— START —

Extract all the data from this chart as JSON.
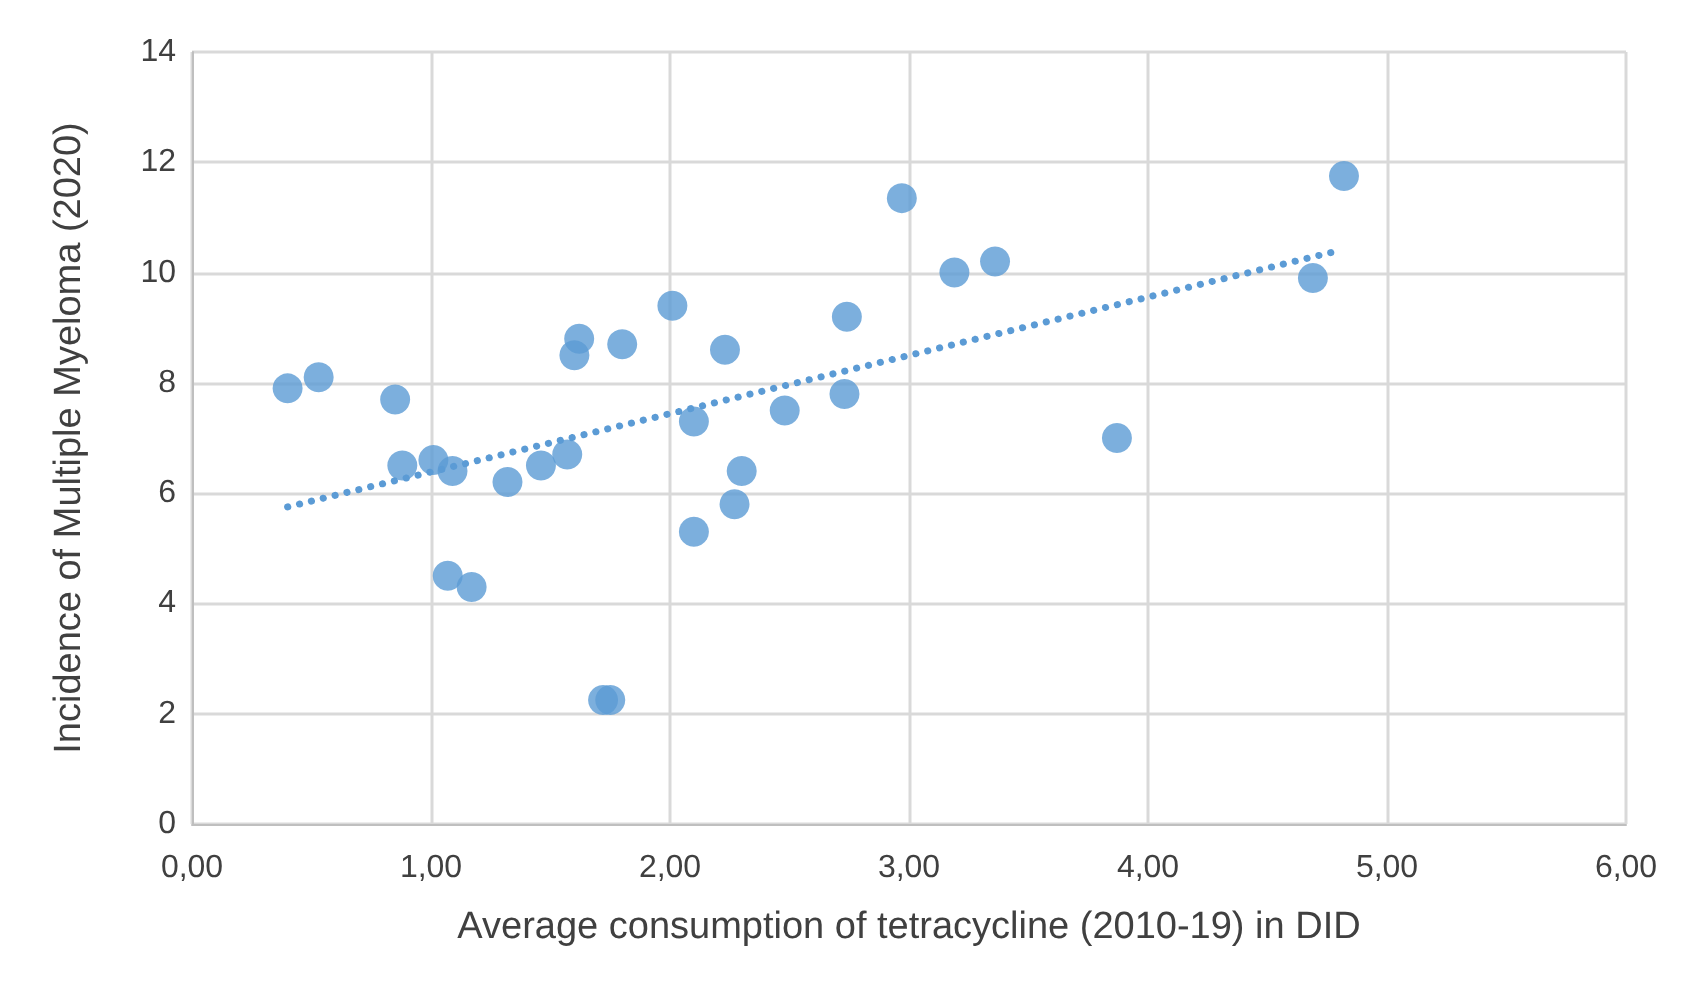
{
  "chart_data": {
    "type": "scatter",
    "xlabel": "Average consumption of tetracycline (2010-19) in DID",
    "ylabel": "Incidence of Multiple Myeloma (2020)",
    "xlim": [
      0,
      6
    ],
    "xticks": [
      {
        "value": 0,
        "label": "0,00"
      },
      {
        "value": 1,
        "label": "1,00"
      },
      {
        "value": 2,
        "label": "2,00"
      },
      {
        "value": 3,
        "label": "3,00"
      },
      {
        "value": 4,
        "label": "4,00"
      },
      {
        "value": 5,
        "label": "5,00"
      },
      {
        "value": 6,
        "label": "6,00"
      }
    ],
    "ylim": [
      0,
      14
    ],
    "yticks": [
      0,
      2,
      4,
      6,
      8,
      10,
      12,
      14
    ],
    "grid": true,
    "series": [
      {
        "marker": "circle",
        "color": "#5b9bd5",
        "x": [
          0.4,
          0.53,
          0.85,
          0.88,
          1.01,
          1.07,
          1.09,
          1.17,
          1.32,
          1.46,
          1.57,
          1.6,
          1.62,
          1.72,
          1.75,
          1.8,
          2.01,
          2.1,
          2.1,
          2.23,
          2.27,
          2.3,
          2.48,
          2.73,
          2.74,
          2.97,
          3.19,
          3.36,
          3.87,
          4.69,
          4.82
        ],
        "values": [
          7.9,
          8.1,
          7.7,
          6.5,
          6.6,
          4.5,
          6.4,
          4.3,
          6.2,
          6.5,
          6.7,
          8.5,
          8.8,
          2.25,
          2.25,
          8.7,
          9.4,
          7.3,
          5.3,
          8.6,
          5.8,
          6.4,
          7.5,
          7.8,
          9.2,
          11.35,
          10.0,
          10.2,
          7.0,
          9.9,
          11.75
        ]
      },
      {
        "type": "line",
        "marker": "none",
        "color": "#5b9bd5",
        "line_style": "dotted",
        "x": [
          0.4,
          4.8
        ],
        "values": [
          5.75,
          10.4
        ]
      }
    ]
  }
}
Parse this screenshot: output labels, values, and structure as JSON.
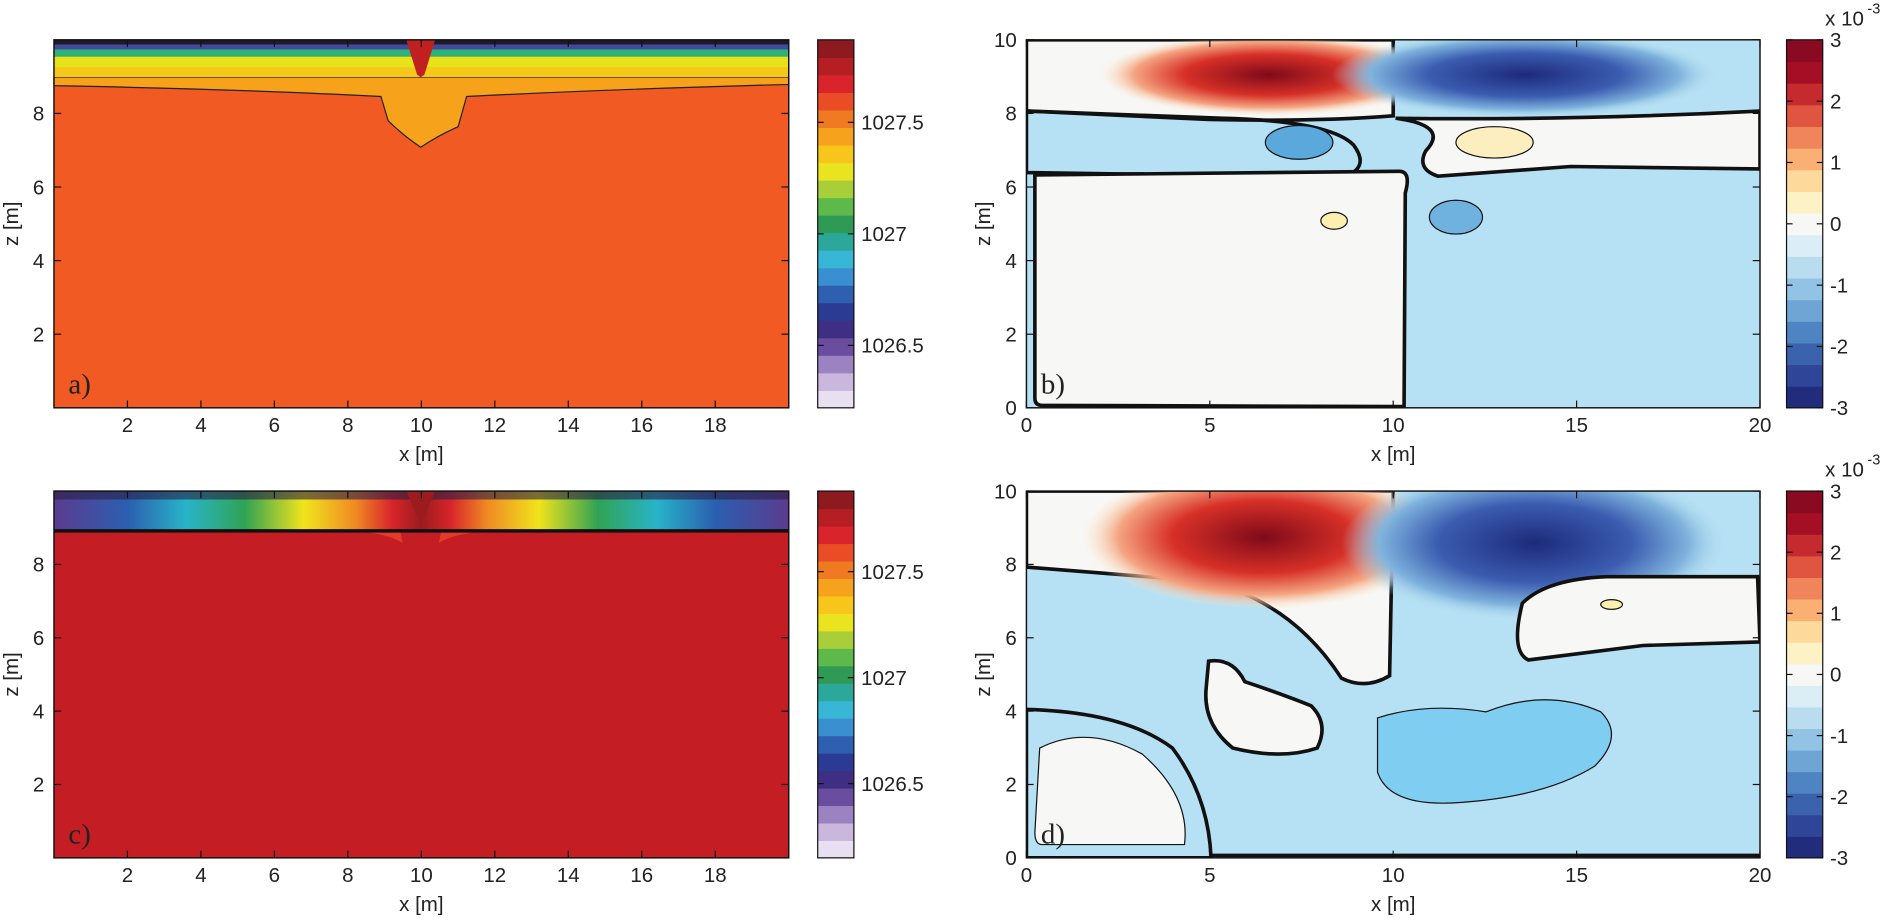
{
  "chart_data": [
    {
      "type": "contour",
      "panel_label": "a)",
      "xlabel": "x [m]",
      "ylabel": "z [m]",
      "xlim": [
        0,
        20
      ],
      "ylim": [
        0,
        10
      ],
      "xticks": [
        2,
        4,
        6,
        8,
        10,
        12,
        14,
        16,
        18
      ],
      "yticks": [
        2,
        4,
        6,
        8
      ],
      "colorbar": {
        "clim": [
          1026.22,
          1027.87
        ],
        "ticks": [
          1026.5,
          1027,
          1027.5
        ],
        "colormap": [
          "#e8dff0",
          "#c9b7dd",
          "#9b82c0",
          "#6a4d9f",
          "#3e2f84",
          "#2b3a93",
          "#2f5fb0",
          "#3a8fd0",
          "#38b6d6",
          "#2ba89a",
          "#2f9a55",
          "#5cb94a",
          "#a8cf3a",
          "#e9e41f",
          "#f8c51b",
          "#f6a21c",
          "#f07a22",
          "#ea4d25",
          "#d8242a",
          "#b51f24",
          "#8c1a1f"
        ]
      }
    },
    {
      "type": "contour",
      "panel_label": "b)",
      "xlabel": "x [m]",
      "ylabel": "z [m]",
      "xlim": [
        0,
        20
      ],
      "ylim": [
        0,
        10
      ],
      "xticks": [
        0,
        5,
        10,
        15,
        20
      ],
      "yticks": [
        0,
        2,
        4,
        6,
        8,
        10
      ],
      "colorbar": {
        "clim": [
          -3,
          3
        ],
        "ticks": [
          -3,
          -2,
          -1,
          0,
          1,
          2,
          3
        ],
        "multiplier": "x 10",
        "exponent": "-3",
        "colormap": [
          "#212c7c",
          "#2f4597",
          "#3a62ad",
          "#4f84c2",
          "#6ea5d5",
          "#93c3e4",
          "#b9dcef",
          "#dbeef6",
          "#f7f7f5",
          "#fdf1c6",
          "#fdd99b",
          "#f9b072",
          "#f0845a",
          "#e0553f",
          "#c52a2e",
          "#a50f26",
          "#8a0a22"
        ]
      }
    },
    {
      "type": "contour",
      "panel_label": "c)",
      "xlabel": "x [m]",
      "ylabel": "z [m]",
      "xlim": [
        0,
        20
      ],
      "ylim": [
        0,
        10
      ],
      "xticks": [
        2,
        4,
        6,
        8,
        10,
        12,
        14,
        16,
        18
      ],
      "yticks": [
        2,
        4,
        6,
        8
      ],
      "colorbar": {
        "clim": [
          1026.15,
          1027.88
        ],
        "ticks": [
          1026.5,
          1027,
          1027.5
        ],
        "colormap": [
          "#e8dff0",
          "#c9b7dd",
          "#9b82c0",
          "#6a4d9f",
          "#3e2f84",
          "#2b3a93",
          "#2f5fb0",
          "#3a8fd0",
          "#38b6d6",
          "#2ba89a",
          "#2f9a55",
          "#5cb94a",
          "#a8cf3a",
          "#e9e41f",
          "#f8c51b",
          "#f6a21c",
          "#f07a22",
          "#ea4d25",
          "#d8242a",
          "#b51f24",
          "#8c1a1f"
        ]
      }
    },
    {
      "type": "contour",
      "panel_label": "d)",
      "xlabel": "x [m]",
      "ylabel": "z [m]",
      "xlim": [
        0,
        20
      ],
      "ylim": [
        0,
        10
      ],
      "xticks": [
        0,
        5,
        10,
        15,
        20
      ],
      "yticks": [
        0,
        2,
        4,
        6,
        8,
        10
      ],
      "colorbar": {
        "clim": [
          -3,
          3
        ],
        "ticks": [
          -3,
          -2,
          -1,
          0,
          1,
          2,
          3
        ],
        "multiplier": "x 10",
        "exponent": "-3",
        "colormap": [
          "#212c7c",
          "#2f4597",
          "#3a62ad",
          "#4f84c2",
          "#6ea5d5",
          "#93c3e4",
          "#b9dcef",
          "#dbeef6",
          "#f7f7f5",
          "#fdf1c6",
          "#fdd99b",
          "#f9b072",
          "#f0845a",
          "#e0553f",
          "#c52a2e",
          "#a50f26",
          "#8a0a22"
        ]
      }
    }
  ]
}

— END —

### Aim of the task
Restate the data above word for word. Do not include the images.

### Complete output
Extract all the data from this chart as JSON.
{
  "chart_data": {
    "type": "scatter",
    "xlabel": "Average consumption of tetracycline (2010-19) in DID",
    "ylabel": "Incidence of Multiple Myeloma (2020)",
    "xlim": [
      0,
      6
    ],
    "xticks": [
      {
        "value": 0,
        "label": "0,00"
      },
      {
        "value": 1,
        "label": "1,00"
      },
      {
        "value": 2,
        "label": "2,00"
      },
      {
        "value": 3,
        "label": "3,00"
      },
      {
        "value": 4,
        "label": "4,00"
      },
      {
        "value": 5,
        "label": "5,00"
      },
      {
        "value": 6,
        "label": "6,00"
      }
    ],
    "ylim": [
      0,
      14
    ],
    "yticks": [
      0,
      2,
      4,
      6,
      8,
      10,
      12,
      14
    ],
    "grid": true,
    "series": [
      {
        "marker": "circle",
        "color": "#5b9bd5",
        "x": [
          0.4,
          0.53,
          0.85,
          0.88,
          1.01,
          1.07,
          1.09,
          1.17,
          1.32,
          1.46,
          1.57,
          1.6,
          1.62,
          1.72,
          1.75,
          1.8,
          2.01,
          2.1,
          2.1,
          2.23,
          2.27,
          2.3,
          2.48,
          2.73,
          2.74,
          2.97,
          3.19,
          3.36,
          3.87,
          4.69,
          4.82
        ],
        "values": [
          7.9,
          8.1,
          7.7,
          6.5,
          6.6,
          4.5,
          6.4,
          4.3,
          6.2,
          6.5,
          6.7,
          8.5,
          8.8,
          2.25,
          2.25,
          8.7,
          9.4,
          7.3,
          5.3,
          8.6,
          5.8,
          6.4,
          7.5,
          7.8,
          9.2,
          11.35,
          10.0,
          10.2,
          7.0,
          9.9,
          11.75
        ]
      },
      {
        "type": "line",
        "marker": "none",
        "color": "#5b9bd5",
        "line_style": "dotted",
        "x": [
          0.4,
          4.8
        ],
        "values": [
          5.75,
          10.4
        ]
      }
    ]
  }
}
Parse this screenshot: output labels, values, and structure as JSON.
{
  "chart_data": [
    {
      "type": "contour",
      "panel_label": "a)",
      "xlabel": "x [m]",
      "ylabel": "z [m]",
      "xlim": [
        0,
        20
      ],
      "ylim": [
        0,
        10
      ],
      "xticks": [
        2,
        4,
        6,
        8,
        10,
        12,
        14,
        16,
        18
      ],
      "yticks": [
        2,
        4,
        6,
        8
      ],
      "colorbar": {
        "clim": [
          1026.22,
          1027.87
        ],
        "ticks": [
          1026.5,
          1027,
          1027.5
        ],
        "colormap": [
          "#e8dff0",
          "#c9b7dd",
          "#9b82c0",
          "#6a4d9f",
          "#3e2f84",
          "#2b3a93",
          "#2f5fb0",
          "#3a8fd0",
          "#38b6d6",
          "#2ba89a",
          "#2f9a55",
          "#5cb94a",
          "#a8cf3a",
          "#e9e41f",
          "#f8c51b",
          "#f6a21c",
          "#f07a22",
          "#ea4d25",
          "#d8242a",
          "#b51f24",
          "#8c1a1f"
        ]
      }
    },
    {
      "type": "contour",
      "panel_label": "b)",
      "xlabel": "x [m]",
      "ylabel": "z [m]",
      "xlim": [
        0,
        20
      ],
      "ylim": [
        0,
        10
      ],
      "xticks": [
        0,
        5,
        10,
        15,
        20
      ],
      "yticks": [
        0,
        2,
        4,
        6,
        8,
        10
      ],
      "colorbar": {
        "clim": [
          -3,
          3
        ],
        "ticks": [
          -3,
          -2,
          -1,
          0,
          1,
          2,
          3
        ],
        "multiplier": "x 10",
        "exponent": "-3",
        "colormap": [
          "#212c7c",
          "#2f4597",
          "#3a62ad",
          "#4f84c2",
          "#6ea5d5",
          "#93c3e4",
          "#b9dcef",
          "#dbeef6",
          "#f7f7f5",
          "#fdf1c6",
          "#fdd99b",
          "#f9b072",
          "#f0845a",
          "#e0553f",
          "#c52a2e",
          "#a50f26",
          "#8a0a22"
        ]
      }
    },
    {
      "type": "contour",
      "panel_label": "c)",
      "xlabel": "x [m]",
      "ylabel": "z [m]",
      "xlim": [
        0,
        20
      ],
      "ylim": [
        0,
        10
      ],
      "xticks": [
        2,
        4,
        6,
        8,
        10,
        12,
        14,
        16,
        18
      ],
      "yticks": [
        2,
        4,
        6,
        8
      ],
      "colorbar": {
        "clim": [
          1026.15,
          1027.88
        ],
        "ticks": [
          1026.5,
          1027,
          1027.5
        ],
        "colormap": [
          "#e8dff0",
          "#c9b7dd",
          "#9b82c0",
          "#6a4d9f",
          "#3e2f84",
          "#2b3a93",
          "#2f5fb0",
          "#3a8fd0",
          "#38b6d6",
          "#2ba89a",
          "#2f9a55",
          "#5cb94a",
          "#a8cf3a",
          "#e9e41f",
          "#f8c51b",
          "#f6a21c",
          "#f07a22",
          "#ea4d25",
          "#d8242a",
          "#b51f24",
          "#8c1a1f"
        ]
      }
    },
    {
      "type": "contour",
      "panel_label": "d)",
      "xlabel": "x [m]",
      "ylabel": "z [m]",
      "xlim": [
        0,
        20
      ],
      "ylim": [
        0,
        10
      ],
      "xticks": [
        0,
        5,
        10,
        15,
        20
      ],
      "yticks": [
        0,
        2,
        4,
        6,
        8,
        10
      ],
      "colorbar": {
        "clim": [
          -3,
          3
        ],
        "ticks": [
          -3,
          -2,
          -1,
          0,
          1,
          2,
          3
        ],
        "multiplier": "x 10",
        "exponent": "-3",
        "colormap": [
          "#212c7c",
          "#2f4597",
          "#3a62ad",
          "#4f84c2",
          "#6ea5d5",
          "#93c3e4",
          "#b9dcef",
          "#dbeef6",
          "#f7f7f5",
          "#fdf1c6",
          "#fdd99b",
          "#f9b072",
          "#f0845a",
          "#e0553f",
          "#c52a2e",
          "#a50f26",
          "#8a0a22"
        ]
      }
    }
  ]
}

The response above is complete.